Information shown:
——————
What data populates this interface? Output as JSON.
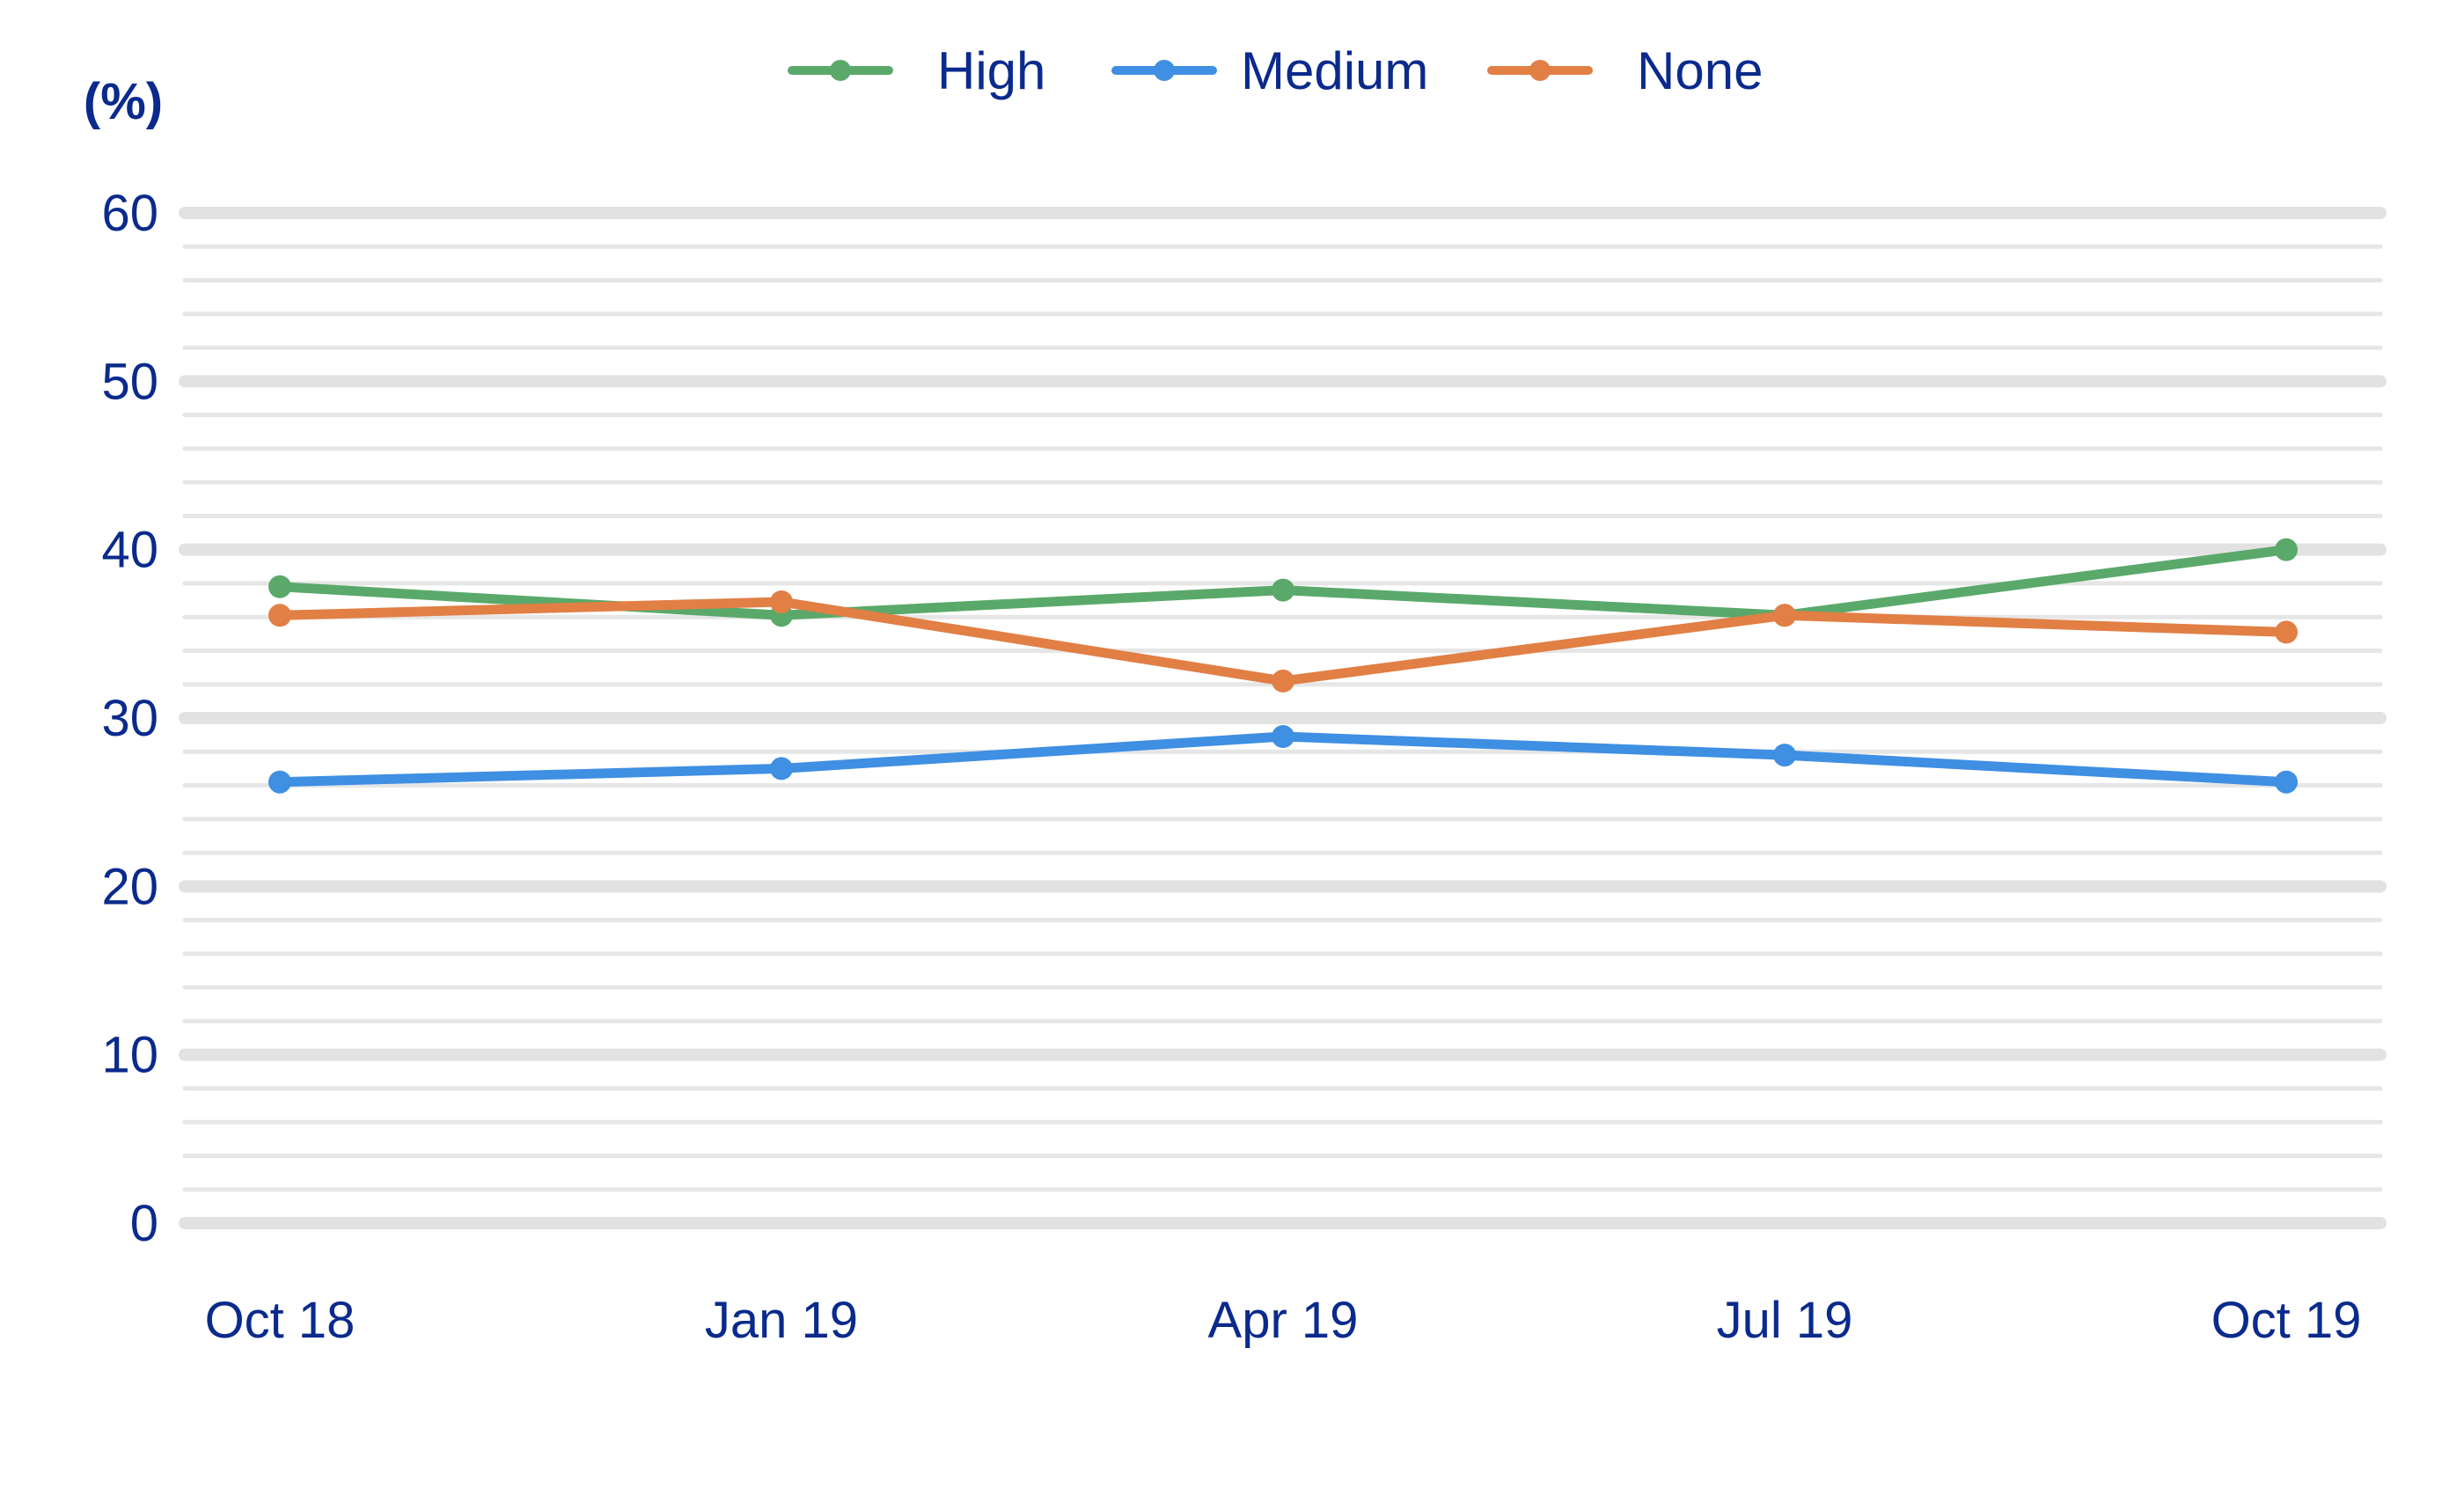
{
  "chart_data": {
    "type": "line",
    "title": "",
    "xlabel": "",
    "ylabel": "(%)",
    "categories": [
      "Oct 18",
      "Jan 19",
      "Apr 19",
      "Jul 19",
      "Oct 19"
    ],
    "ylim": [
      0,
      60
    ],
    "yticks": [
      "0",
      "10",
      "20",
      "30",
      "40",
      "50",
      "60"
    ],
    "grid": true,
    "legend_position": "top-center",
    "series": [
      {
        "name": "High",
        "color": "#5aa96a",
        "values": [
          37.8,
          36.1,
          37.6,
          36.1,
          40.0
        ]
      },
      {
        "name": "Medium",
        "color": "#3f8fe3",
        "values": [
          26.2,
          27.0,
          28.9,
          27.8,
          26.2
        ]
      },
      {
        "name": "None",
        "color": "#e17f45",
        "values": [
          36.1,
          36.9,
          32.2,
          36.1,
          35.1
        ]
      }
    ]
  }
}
——————
Required task: Repeat the material above in full and unchanged, minus its images.

Written response:
What data populates this interface? Output as JSON.
{
  "chart_data": {
    "type": "line",
    "title": "",
    "xlabel": "",
    "ylabel": "(%)",
    "categories": [
      "Oct 18",
      "Jan 19",
      "Apr 19",
      "Jul 19",
      "Oct 19"
    ],
    "ylim": [
      0,
      60
    ],
    "yticks": [
      "0",
      "10",
      "20",
      "30",
      "40",
      "50",
      "60"
    ],
    "grid": true,
    "legend_position": "top-center",
    "series": [
      {
        "name": "High",
        "color": "#5aa96a",
        "values": [
          37.8,
          36.1,
          37.6,
          36.1,
          40.0
        ]
      },
      {
        "name": "Medium",
        "color": "#3f8fe3",
        "values": [
          26.2,
          27.0,
          28.9,
          27.8,
          26.2
        ]
      },
      {
        "name": "None",
        "color": "#e17f45",
        "values": [
          36.1,
          36.9,
          32.2,
          36.1,
          35.1
        ]
      }
    ]
  }
}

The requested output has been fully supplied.